WRITTEN EXERCISE: All of the data below must be repeated exactly.
====== DATA PROVIDED
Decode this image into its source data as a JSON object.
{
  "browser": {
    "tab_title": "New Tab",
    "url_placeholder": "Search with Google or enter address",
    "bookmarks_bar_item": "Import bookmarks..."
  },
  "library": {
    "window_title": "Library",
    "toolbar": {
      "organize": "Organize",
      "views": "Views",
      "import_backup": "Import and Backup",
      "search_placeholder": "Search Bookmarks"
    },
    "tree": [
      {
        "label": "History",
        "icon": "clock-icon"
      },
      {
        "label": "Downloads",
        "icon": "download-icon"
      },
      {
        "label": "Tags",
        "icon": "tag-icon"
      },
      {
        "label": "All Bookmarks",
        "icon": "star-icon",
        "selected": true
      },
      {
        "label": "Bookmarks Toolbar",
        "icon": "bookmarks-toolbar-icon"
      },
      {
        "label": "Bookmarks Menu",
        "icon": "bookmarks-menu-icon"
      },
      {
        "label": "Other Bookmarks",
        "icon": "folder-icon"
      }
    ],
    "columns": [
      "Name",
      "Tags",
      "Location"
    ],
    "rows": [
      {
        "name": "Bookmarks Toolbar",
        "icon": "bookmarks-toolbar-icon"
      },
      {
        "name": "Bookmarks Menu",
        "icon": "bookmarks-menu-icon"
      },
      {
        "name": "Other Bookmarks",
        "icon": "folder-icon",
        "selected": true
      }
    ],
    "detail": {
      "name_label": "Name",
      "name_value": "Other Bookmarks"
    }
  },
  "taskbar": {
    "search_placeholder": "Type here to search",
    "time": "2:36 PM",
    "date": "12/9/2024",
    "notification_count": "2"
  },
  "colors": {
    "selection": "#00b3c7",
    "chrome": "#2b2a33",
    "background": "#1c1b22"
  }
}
============
WRITTEN SOLUTION:
Decode this image into its source data as a JSON object.
{
  "browser": {
    "tab_title": "New Tab",
    "url_placeholder": "Search with Google or enter address",
    "bookmarks_bar_item": "Import bookmarks..."
  },
  "library": {
    "window_title": "Library",
    "toolbar": {
      "organize": "Organize",
      "views": "Views",
      "import_backup": "Import and Backup",
      "search_placeholder": "Search Bookmarks"
    },
    "tree": [
      {
        "label": "History",
        "icon": "clock-icon"
      },
      {
        "label": "Downloads",
        "icon": "download-icon"
      },
      {
        "label": "Tags",
        "icon": "tag-icon"
      },
      {
        "label": "All Bookmarks",
        "icon": "star-icon",
        "selected": true
      },
      {
        "label": "Bookmarks Toolbar",
        "icon": "bookmarks-toolbar-icon"
      },
      {
        "label": "Bookmarks Menu",
        "icon": "bookmarks-menu-icon"
      },
      {
        "label": "Other Bookmarks",
        "icon": "folder-icon"
      }
    ],
    "columns": [
      "Name",
      "Tags",
      "Location"
    ],
    "rows": [
      {
        "name": "Bookmarks Toolbar",
        "icon": "bookmarks-toolbar-icon"
      },
      {
        "name": "Bookmarks Menu",
        "icon": "bookmarks-menu-icon"
      },
      {
        "name": "Other Bookmarks",
        "icon": "folder-icon",
        "selected": true
      }
    ],
    "detail": {
      "name_label": "Name",
      "name_value": "Other Bookmarks"
    }
  },
  "taskbar": {
    "search_placeholder": "Type here to search",
    "time": "2:36 PM",
    "date": "12/9/2024",
    "notification_count": "2"
  },
  "colors": {
    "selection": "#00b3c7",
    "chrome": "#2b2a33",
    "background": "#1c1b22"
  }
}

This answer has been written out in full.